Written task: Single out the lines of the material that contain "Глава" and copy them.

The data:
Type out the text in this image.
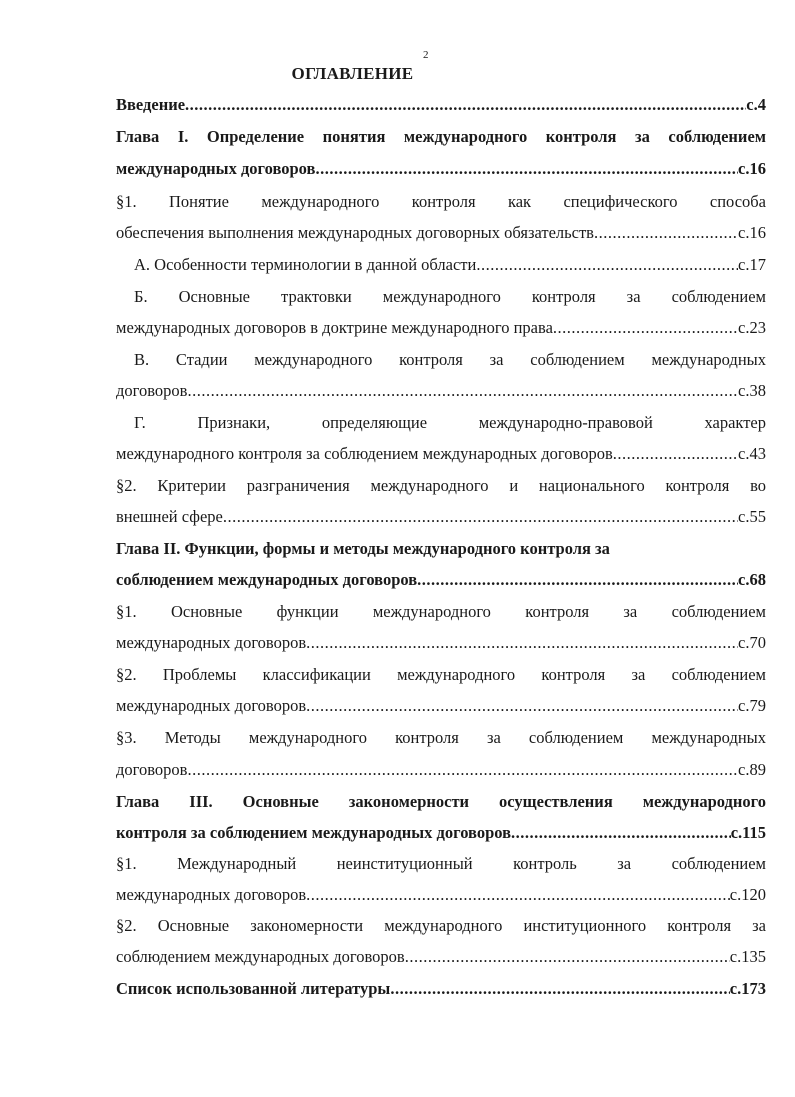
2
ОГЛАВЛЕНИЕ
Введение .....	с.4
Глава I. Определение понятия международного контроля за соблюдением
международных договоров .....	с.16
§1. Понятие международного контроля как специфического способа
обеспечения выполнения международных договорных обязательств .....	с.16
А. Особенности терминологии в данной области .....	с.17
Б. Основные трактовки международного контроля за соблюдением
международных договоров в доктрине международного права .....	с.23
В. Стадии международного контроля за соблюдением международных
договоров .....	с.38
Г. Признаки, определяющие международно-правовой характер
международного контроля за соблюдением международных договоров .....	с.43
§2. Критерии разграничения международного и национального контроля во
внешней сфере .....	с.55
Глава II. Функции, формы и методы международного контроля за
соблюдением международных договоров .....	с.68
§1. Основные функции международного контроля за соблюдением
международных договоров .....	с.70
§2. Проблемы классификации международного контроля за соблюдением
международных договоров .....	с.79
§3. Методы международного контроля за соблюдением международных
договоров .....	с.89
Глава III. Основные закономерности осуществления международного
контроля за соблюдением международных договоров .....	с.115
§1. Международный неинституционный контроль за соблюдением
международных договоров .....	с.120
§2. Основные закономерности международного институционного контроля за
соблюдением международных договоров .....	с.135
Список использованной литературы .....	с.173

Answer for the task:
Глава I. Определение понятия международного контроля за соблюдением
Глава II. Функции, формы и методы международного контроля за
Глава III. Основные закономерности осуществления международного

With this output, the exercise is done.